Task requirements ▸ Leave the pictures out, and retype all of the material exactly as written.

Input rows ▸
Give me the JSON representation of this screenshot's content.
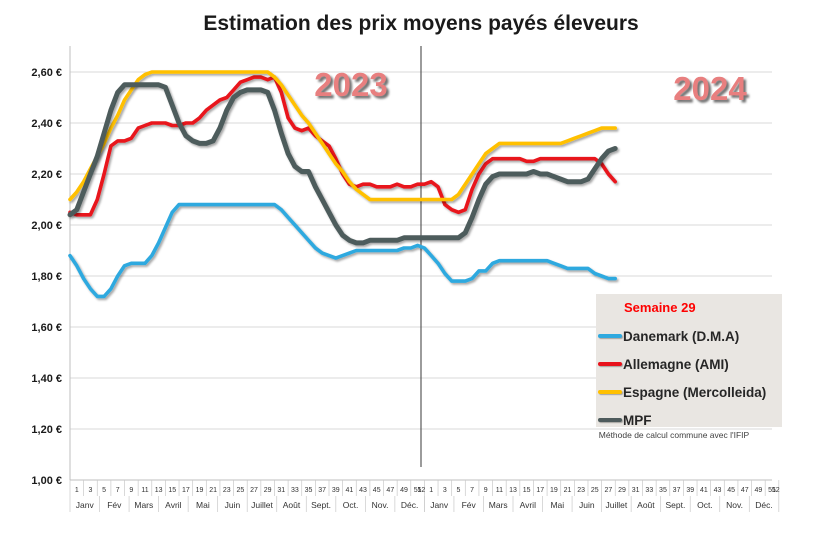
{
  "chart_data": {
    "type": "line",
    "title": "Estimation des prix moyens payés éleveurs",
    "unit": "€",
    "y_axis": {
      "min": 1.0,
      "max": 2.6,
      "step": 0.2,
      "tick_values": [
        2.6,
        2.4,
        2.2,
        2.0,
        1.8,
        1.6,
        1.4,
        1.2,
        1.0
      ],
      "tick_labels": [
        "2,60 €",
        "2,40 €",
        "2,20 €",
        "2,00 €",
        "1,80 €",
        "1,60 €",
        "1,40 €",
        "1,20 €",
        "1,00 €"
      ]
    },
    "x_axis": {
      "years": [
        "2023",
        "2024"
      ],
      "weeks_2023": 52,
      "weeks_2024": 29,
      "week_labels": [
        "1",
        "3",
        "5",
        "7",
        "9",
        "11",
        "13",
        "15",
        "17",
        "19",
        "21",
        "23",
        "25",
        "27",
        "29",
        "31",
        "33",
        "35",
        "37",
        "39",
        "41",
        "43",
        "45",
        "47",
        "49",
        "51",
        "52"
      ],
      "month_labels": [
        "Janv",
        "Fév",
        "Mars",
        "Avril",
        "Mai",
        "Juin",
        "Juillet",
        "Août",
        "Sept.",
        "Oct.",
        "Nov.",
        "Déc."
      ]
    },
    "annotations": {
      "year_2023": "2023",
      "year_2024": "2024"
    },
    "legend": {
      "header": "Semaine 29",
      "note": "Méthode de calcul commune avec l'IFIP"
    },
    "colors": {
      "grid": "#d9d9d9",
      "axis": "#bfbfbf",
      "tick": "#c9c9c9",
      "divider": "#595959",
      "year_label": "#e87f7f",
      "legend_bg": "#e9e6e2",
      "legend_header": "#fe0000"
    },
    "series": [
      {
        "name": "Danemark (D.M.A)",
        "color": "#2fa9df",
        "width": 3.6,
        "values": [
          1.88,
          1.84,
          1.79,
          1.75,
          1.72,
          1.72,
          1.75,
          1.8,
          1.84,
          1.85,
          1.85,
          1.85,
          1.88,
          1.93,
          1.99,
          2.05,
          2.08,
          2.08,
          2.08,
          2.08,
          2.08,
          2.08,
          2.08,
          2.08,
          2.08,
          2.08,
          2.08,
          2.08,
          2.08,
          2.08,
          2.08,
          2.06,
          2.03,
          2.0,
          1.97,
          1.94,
          1.91,
          1.89,
          1.88,
          1.87,
          1.88,
          1.89,
          1.9,
          1.9,
          1.9,
          1.9,
          1.9,
          1.9,
          1.9,
          1.91,
          1.91,
          1.92,
          1.91,
          1.88,
          1.85,
          1.81,
          1.78,
          1.78,
          1.78,
          1.79,
          1.82,
          1.82,
          1.85,
          1.86,
          1.86,
          1.86,
          1.86,
          1.86,
          1.86,
          1.86,
          1.86,
          1.85,
          1.84,
          1.83,
          1.83,
          1.83,
          1.83,
          1.81,
          1.8,
          1.79,
          1.79
        ]
      },
      {
        "name": "Allemagne (AMI)",
        "color": "#e8121b",
        "width": 3.6,
        "values": [
          2.05,
          2.04,
          2.04,
          2.04,
          2.1,
          2.2,
          2.31,
          2.33,
          2.33,
          2.34,
          2.38,
          2.39,
          2.4,
          2.4,
          2.4,
          2.39,
          2.39,
          2.4,
          2.4,
          2.42,
          2.45,
          2.47,
          2.49,
          2.5,
          2.53,
          2.56,
          2.57,
          2.58,
          2.58,
          2.57,
          2.58,
          2.52,
          2.42,
          2.38,
          2.37,
          2.38,
          2.35,
          2.33,
          2.31,
          2.26,
          2.2,
          2.16,
          2.15,
          2.16,
          2.16,
          2.15,
          2.15,
          2.15,
          2.16,
          2.15,
          2.15,
          2.16,
          2.16,
          2.17,
          2.15,
          2.08,
          2.06,
          2.05,
          2.06,
          2.14,
          2.2,
          2.24,
          2.26,
          2.26,
          2.26,
          2.26,
          2.26,
          2.25,
          2.25,
          2.26,
          2.26,
          2.26,
          2.26,
          2.26,
          2.26,
          2.26,
          2.26,
          2.26,
          2.24,
          2.2,
          2.17
        ]
      },
      {
        "name": "Espagne (Mercolleida)",
        "color": "#ffc000",
        "width": 3.6,
        "values": [
          2.1,
          2.13,
          2.17,
          2.22,
          2.27,
          2.32,
          2.38,
          2.43,
          2.49,
          2.53,
          2.57,
          2.59,
          2.6,
          2.6,
          2.6,
          2.6,
          2.6,
          2.6,
          2.6,
          2.6,
          2.6,
          2.6,
          2.6,
          2.6,
          2.6,
          2.6,
          2.6,
          2.6,
          2.6,
          2.6,
          2.58,
          2.55,
          2.51,
          2.47,
          2.43,
          2.4,
          2.36,
          2.32,
          2.28,
          2.24,
          2.21,
          2.17,
          2.14,
          2.12,
          2.1,
          2.1,
          2.1,
          2.1,
          2.1,
          2.1,
          2.1,
          2.1,
          2.1,
          2.1,
          2.1,
          2.1,
          2.1,
          2.12,
          2.16,
          2.2,
          2.24,
          2.28,
          2.3,
          2.32,
          2.32,
          2.32,
          2.32,
          2.32,
          2.32,
          2.32,
          2.32,
          2.32,
          2.32,
          2.33,
          2.34,
          2.35,
          2.36,
          2.37,
          2.38,
          2.38,
          2.38
        ]
      },
      {
        "name": "MPF",
        "color": "#4e5b5c",
        "width": 5,
        "values": [
          2.04,
          2.06,
          2.13,
          2.2,
          2.27,
          2.36,
          2.45,
          2.52,
          2.55,
          2.55,
          2.55,
          2.55,
          2.55,
          2.55,
          2.54,
          2.47,
          2.4,
          2.35,
          2.33,
          2.32,
          2.32,
          2.33,
          2.38,
          2.45,
          2.5,
          2.52,
          2.53,
          2.53,
          2.53,
          2.52,
          2.45,
          2.36,
          2.28,
          2.23,
          2.21,
          2.21,
          2.15,
          2.1,
          2.05,
          2.0,
          1.96,
          1.94,
          1.93,
          1.93,
          1.94,
          1.94,
          1.94,
          1.94,
          1.94,
          1.95,
          1.95,
          1.95,
          1.95,
          1.95,
          1.95,
          1.95,
          1.95,
          1.95,
          1.97,
          2.03,
          2.1,
          2.16,
          2.19,
          2.2,
          2.2,
          2.2,
          2.2,
          2.2,
          2.21,
          2.2,
          2.2,
          2.19,
          2.18,
          2.17,
          2.17,
          2.17,
          2.18,
          2.22,
          2.26,
          2.29,
          2.3
        ]
      }
    ]
  }
}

Exercise result ▸
Give me the JSON representation of this screenshot's content.
{
  "chart_data": {
    "type": "line",
    "title": "Estimation des prix moyens payés éleveurs",
    "unit": "€",
    "y_axis": {
      "min": 1.0,
      "max": 2.6,
      "step": 0.2,
      "tick_values": [
        2.6,
        2.4,
        2.2,
        2.0,
        1.8,
        1.6,
        1.4,
        1.2,
        1.0
      ],
      "tick_labels": [
        "2,60 €",
        "2,40 €",
        "2,20 €",
        "2,00 €",
        "1,80 €",
        "1,60 €",
        "1,40 €",
        "1,20 €",
        "1,00 €"
      ]
    },
    "x_axis": {
      "years": [
        "2023",
        "2024"
      ],
      "weeks_2023": 52,
      "weeks_2024": 29,
      "week_labels": [
        "1",
        "3",
        "5",
        "7",
        "9",
        "11",
        "13",
        "15",
        "17",
        "19",
        "21",
        "23",
        "25",
        "27",
        "29",
        "31",
        "33",
        "35",
        "37",
        "39",
        "41",
        "43",
        "45",
        "47",
        "49",
        "51",
        "52"
      ],
      "month_labels": [
        "Janv",
        "Fév",
        "Mars",
        "Avril",
        "Mai",
        "Juin",
        "Juillet",
        "Août",
        "Sept.",
        "Oct.",
        "Nov.",
        "Déc."
      ]
    },
    "annotations": {
      "year_2023": "2023",
      "year_2024": "2024"
    },
    "legend": {
      "header": "Semaine 29",
      "note": "Méthode de calcul commune avec l'IFIP"
    },
    "colors": {
      "grid": "#d9d9d9",
      "axis": "#bfbfbf",
      "tick": "#c9c9c9",
      "divider": "#595959",
      "year_label": "#e87f7f",
      "legend_bg": "#e9e6e2",
      "legend_header": "#fe0000"
    },
    "series": [
      {
        "name": "Danemark (D.M.A)",
        "color": "#2fa9df",
        "width": 3.6,
        "values": [
          1.88,
          1.84,
          1.79,
          1.75,
          1.72,
          1.72,
          1.75,
          1.8,
          1.84,
          1.85,
          1.85,
          1.85,
          1.88,
          1.93,
          1.99,
          2.05,
          2.08,
          2.08,
          2.08,
          2.08,
          2.08,
          2.08,
          2.08,
          2.08,
          2.08,
          2.08,
          2.08,
          2.08,
          2.08,
          2.08,
          2.08,
          2.06,
          2.03,
          2.0,
          1.97,
          1.94,
          1.91,
          1.89,
          1.88,
          1.87,
          1.88,
          1.89,
          1.9,
          1.9,
          1.9,
          1.9,
          1.9,
          1.9,
          1.9,
          1.91,
          1.91,
          1.92,
          1.91,
          1.88,
          1.85,
          1.81,
          1.78,
          1.78,
          1.78,
          1.79,
          1.82,
          1.82,
          1.85,
          1.86,
          1.86,
          1.86,
          1.86,
          1.86,
          1.86,
          1.86,
          1.86,
          1.85,
          1.84,
          1.83,
          1.83,
          1.83,
          1.83,
          1.81,
          1.8,
          1.79,
          1.79
        ]
      },
      {
        "name": "Allemagne (AMI)",
        "color": "#e8121b",
        "width": 3.6,
        "values": [
          2.05,
          2.04,
          2.04,
          2.04,
          2.1,
          2.2,
          2.31,
          2.33,
          2.33,
          2.34,
          2.38,
          2.39,
          2.4,
          2.4,
          2.4,
          2.39,
          2.39,
          2.4,
          2.4,
          2.42,
          2.45,
          2.47,
          2.49,
          2.5,
          2.53,
          2.56,
          2.57,
          2.58,
          2.58,
          2.57,
          2.58,
          2.52,
          2.42,
          2.38,
          2.37,
          2.38,
          2.35,
          2.33,
          2.31,
          2.26,
          2.2,
          2.16,
          2.15,
          2.16,
          2.16,
          2.15,
          2.15,
          2.15,
          2.16,
          2.15,
          2.15,
          2.16,
          2.16,
          2.17,
          2.15,
          2.08,
          2.06,
          2.05,
          2.06,
          2.14,
          2.2,
          2.24,
          2.26,
          2.26,
          2.26,
          2.26,
          2.26,
          2.25,
          2.25,
          2.26,
          2.26,
          2.26,
          2.26,
          2.26,
          2.26,
          2.26,
          2.26,
          2.26,
          2.24,
          2.2,
          2.17
        ]
      },
      {
        "name": "Espagne (Mercolleida)",
        "color": "#ffc000",
        "width": 3.6,
        "values": [
          2.1,
          2.13,
          2.17,
          2.22,
          2.27,
          2.32,
          2.38,
          2.43,
          2.49,
          2.53,
          2.57,
          2.59,
          2.6,
          2.6,
          2.6,
          2.6,
          2.6,
          2.6,
          2.6,
          2.6,
          2.6,
          2.6,
          2.6,
          2.6,
          2.6,
          2.6,
          2.6,
          2.6,
          2.6,
          2.6,
          2.58,
          2.55,
          2.51,
          2.47,
          2.43,
          2.4,
          2.36,
          2.32,
          2.28,
          2.24,
          2.21,
          2.17,
          2.14,
          2.12,
          2.1,
          2.1,
          2.1,
          2.1,
          2.1,
          2.1,
          2.1,
          2.1,
          2.1,
          2.1,
          2.1,
          2.1,
          2.1,
          2.12,
          2.16,
          2.2,
          2.24,
          2.28,
          2.3,
          2.32,
          2.32,
          2.32,
          2.32,
          2.32,
          2.32,
          2.32,
          2.32,
          2.32,
          2.32,
          2.33,
          2.34,
          2.35,
          2.36,
          2.37,
          2.38,
          2.38,
          2.38
        ]
      },
      {
        "name": "MPF",
        "color": "#4e5b5c",
        "width": 5,
        "values": [
          2.04,
          2.06,
          2.13,
          2.2,
          2.27,
          2.36,
          2.45,
          2.52,
          2.55,
          2.55,
          2.55,
          2.55,
          2.55,
          2.55,
          2.54,
          2.47,
          2.4,
          2.35,
          2.33,
          2.32,
          2.32,
          2.33,
          2.38,
          2.45,
          2.5,
          2.52,
          2.53,
          2.53,
          2.53,
          2.52,
          2.45,
          2.36,
          2.28,
          2.23,
          2.21,
          2.21,
          2.15,
          2.1,
          2.05,
          2.0,
          1.96,
          1.94,
          1.93,
          1.93,
          1.94,
          1.94,
          1.94,
          1.94,
          1.94,
          1.95,
          1.95,
          1.95,
          1.95,
          1.95,
          1.95,
          1.95,
          1.95,
          1.95,
          1.97,
          2.03,
          2.1,
          2.16,
          2.19,
          2.2,
          2.2,
          2.2,
          2.2,
          2.2,
          2.21,
          2.2,
          2.2,
          2.19,
          2.18,
          2.17,
          2.17,
          2.17,
          2.18,
          2.22,
          2.26,
          2.29,
          2.3
        ]
      }
    ]
  }
}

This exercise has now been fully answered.